Write out the whole of the material exactly.

---------- Provided data

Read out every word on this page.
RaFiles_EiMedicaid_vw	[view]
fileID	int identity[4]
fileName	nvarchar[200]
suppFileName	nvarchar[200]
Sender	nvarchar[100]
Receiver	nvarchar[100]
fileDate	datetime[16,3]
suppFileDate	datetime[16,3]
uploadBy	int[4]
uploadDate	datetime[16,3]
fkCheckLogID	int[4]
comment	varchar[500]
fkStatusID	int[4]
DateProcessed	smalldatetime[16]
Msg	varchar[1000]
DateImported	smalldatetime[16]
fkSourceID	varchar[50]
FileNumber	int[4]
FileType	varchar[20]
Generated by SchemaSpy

--------------------

◆ **Task answer**:
Read out every word on this page.
RaFiles_EiMedicaid_vw	[view]
fileID	int identity[4]
fileName	nvarchar[200]
suppFileName	nvarchar[200]
Sender	nvarchar[100]
Receiver	nvarchar[100]
fileDate	datetime[16,3]
suppFileDate	datetime[16,3]
uploadBy	int[4]
uploadDate	datetime[16,3]
fkCheckLogID	int[4]
comment	varchar[500]
fkStatusID	int[4]
DateProcessed	smalldatetime[16]
Msg	varchar[1000]
DateImported	smalldatetime[16]
fkSourceID	varchar[50]
FileNumber	int[4]
FileType	varchar[20]
Generated by SchemaSpy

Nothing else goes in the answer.